→ Task instructions
Print all the data, keeping every line exactly as it is.

→ Saved entries
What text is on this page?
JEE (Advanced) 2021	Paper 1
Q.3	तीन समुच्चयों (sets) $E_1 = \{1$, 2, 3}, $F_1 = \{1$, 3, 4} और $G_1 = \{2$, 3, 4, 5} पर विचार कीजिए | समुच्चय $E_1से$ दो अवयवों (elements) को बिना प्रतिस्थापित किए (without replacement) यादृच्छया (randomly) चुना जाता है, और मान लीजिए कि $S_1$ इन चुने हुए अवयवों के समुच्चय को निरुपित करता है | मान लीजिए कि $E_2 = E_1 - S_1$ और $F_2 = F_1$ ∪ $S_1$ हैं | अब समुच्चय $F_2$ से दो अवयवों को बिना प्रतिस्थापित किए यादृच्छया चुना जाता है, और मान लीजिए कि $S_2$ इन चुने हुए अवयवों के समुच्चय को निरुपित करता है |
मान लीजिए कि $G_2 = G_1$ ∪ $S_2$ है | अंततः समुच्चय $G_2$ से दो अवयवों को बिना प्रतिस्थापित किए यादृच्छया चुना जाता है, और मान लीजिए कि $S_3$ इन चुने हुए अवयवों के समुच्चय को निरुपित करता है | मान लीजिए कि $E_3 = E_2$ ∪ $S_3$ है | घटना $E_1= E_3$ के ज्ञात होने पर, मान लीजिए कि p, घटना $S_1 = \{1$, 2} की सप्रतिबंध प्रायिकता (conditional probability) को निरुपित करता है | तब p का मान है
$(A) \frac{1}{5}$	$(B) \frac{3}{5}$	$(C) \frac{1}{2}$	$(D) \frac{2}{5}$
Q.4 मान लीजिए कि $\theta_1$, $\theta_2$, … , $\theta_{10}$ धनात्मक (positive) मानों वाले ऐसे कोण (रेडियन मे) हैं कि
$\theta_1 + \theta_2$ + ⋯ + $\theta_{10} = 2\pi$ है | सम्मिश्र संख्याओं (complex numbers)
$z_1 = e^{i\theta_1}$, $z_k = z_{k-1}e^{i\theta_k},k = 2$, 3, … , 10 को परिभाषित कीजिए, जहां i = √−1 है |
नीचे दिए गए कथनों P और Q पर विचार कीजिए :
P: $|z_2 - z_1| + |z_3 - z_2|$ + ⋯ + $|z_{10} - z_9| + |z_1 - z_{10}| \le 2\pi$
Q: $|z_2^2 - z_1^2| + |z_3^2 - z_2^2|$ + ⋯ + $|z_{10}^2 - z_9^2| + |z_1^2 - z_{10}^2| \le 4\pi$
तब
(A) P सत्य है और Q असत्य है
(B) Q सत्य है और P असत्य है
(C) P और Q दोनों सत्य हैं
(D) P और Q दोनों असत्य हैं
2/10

→ Exercise solution
What text is on this page?
JEE (Advanced) 2021	Paper 1
Q.3	तीन समुच्चयों (sets) $E_1 = \{1$, 2, 3}, $F_1 = \{1$, 3, 4} और $G_1 = \{2$, 3, 4, 5} पर विचार कीजिए | समुच्चय $E_1से$ दो अवयवों (elements) को बिना प्रतिस्थापित किए (without replacement) यादृच्छया (randomly) चुना जाता है, और मान लीजिए कि $S_1$ इन चुने हुए अवयवों के समुच्चय को निरुपित करता है | मान लीजिए कि $E_2 = E_1 - S_1$ और $F_2 = F_1$ ∪ $S_1$ हैं | अब समुच्चय $F_2$ से दो अवयवों को बिना प्रतिस्थापित किए यादृच्छया चुना जाता है, और मान लीजिए कि $S_2$ इन चुने हुए अवयवों के समुच्चय को निरुपित करता है |
मान लीजिए कि $G_2 = G_1$ ∪ $S_2$ है | अंततः समुच्चय $G_2$ से दो अवयवों को बिना प्रतिस्थापित किए यादृच्छया चुना जाता है, और मान लीजिए कि $S_3$ इन चुने हुए अवयवों के समुच्चय को निरुपित करता है | मान लीजिए कि $E_3 = E_2$ ∪ $S_3$ है | घटना $E_1= E_3$ के ज्ञात होने पर, मान लीजिए कि p, घटना $S_1 = \{1$, 2} की सप्रतिबंध प्रायिकता (conditional probability) को निरुपित करता है | तब p का मान है
$(A) \frac{1}{5}$	$(B) \frac{3}{5}$	$(C) \frac{1}{2}$	$(D) \frac{2}{5}$
Q.4 मान लीजिए कि $\theta_1$, $\theta_2$, … , $\theta_{10}$ धनात्मक (positive) मानों वाले ऐसे कोण (रेडियन मे) हैं कि
$\theta_1 + \theta_2$ + ⋯ + $\theta_{10} = 2\pi$ है | सम्मिश्र संख्याओं (complex numbers)
$z_1 = e^{i\theta_1}$, $z_k = z_{k-1}e^{i\theta_k},k = 2$, 3, … , 10 को परिभाषित कीजिए, जहां i = √−1 है |
नीचे दिए गए कथनों P और Q पर विचार कीजिए :
P: $|z_2 - z_1| + |z_3 - z_2|$ + ⋯ + $|z_{10} - z_9| + |z_1 - z_{10}| \le 2\pi$
Q: $|z_2^2 - z_1^2| + |z_3^2 - z_2^2|$ + ⋯ + $|z_{10}^2 - z_9^2| + |z_1^2 - z_{10}^2| \le 4\pi$
तब
(A) P सत्य है और Q असत्य है
(B) Q सत्य है और P असत्य है
(C) P और Q दोनों सत्य हैं
(D) P और Q दोनों असत्य हैं
2/10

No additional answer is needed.